### AIM OF THE EXERCISE
From the entries below, extract every line that includes the word "JSON".

Stored data:
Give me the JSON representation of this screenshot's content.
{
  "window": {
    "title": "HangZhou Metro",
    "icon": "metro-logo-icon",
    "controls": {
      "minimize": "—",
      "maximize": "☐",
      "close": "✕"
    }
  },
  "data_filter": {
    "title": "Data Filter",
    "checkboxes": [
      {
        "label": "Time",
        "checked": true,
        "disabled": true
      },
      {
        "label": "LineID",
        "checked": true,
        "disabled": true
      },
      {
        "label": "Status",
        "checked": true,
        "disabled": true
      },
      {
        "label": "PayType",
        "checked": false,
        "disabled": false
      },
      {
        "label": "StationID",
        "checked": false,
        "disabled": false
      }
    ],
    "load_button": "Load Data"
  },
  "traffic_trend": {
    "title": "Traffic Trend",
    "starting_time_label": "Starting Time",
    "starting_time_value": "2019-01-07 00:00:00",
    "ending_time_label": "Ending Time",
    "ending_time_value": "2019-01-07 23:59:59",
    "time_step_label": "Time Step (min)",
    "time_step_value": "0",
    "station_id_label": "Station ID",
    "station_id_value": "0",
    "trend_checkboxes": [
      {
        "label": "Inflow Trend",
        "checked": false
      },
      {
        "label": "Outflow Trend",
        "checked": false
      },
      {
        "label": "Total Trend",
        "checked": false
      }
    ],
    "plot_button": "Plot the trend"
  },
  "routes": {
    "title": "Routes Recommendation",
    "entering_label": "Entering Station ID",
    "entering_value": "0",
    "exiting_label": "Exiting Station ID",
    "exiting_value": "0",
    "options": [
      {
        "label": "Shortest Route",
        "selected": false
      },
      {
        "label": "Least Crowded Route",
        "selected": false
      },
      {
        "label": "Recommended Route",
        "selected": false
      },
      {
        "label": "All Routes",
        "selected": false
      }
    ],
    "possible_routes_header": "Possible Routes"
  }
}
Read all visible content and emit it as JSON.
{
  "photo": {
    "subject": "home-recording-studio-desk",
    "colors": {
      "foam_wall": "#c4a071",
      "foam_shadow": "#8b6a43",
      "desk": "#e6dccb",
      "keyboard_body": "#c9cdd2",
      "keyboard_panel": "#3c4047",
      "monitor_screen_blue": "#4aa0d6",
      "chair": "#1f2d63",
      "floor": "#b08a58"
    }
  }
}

### TASK RESPONSE
Give me the JSON representation of this screenshot's content.
Read all visible content and emit it as JSON.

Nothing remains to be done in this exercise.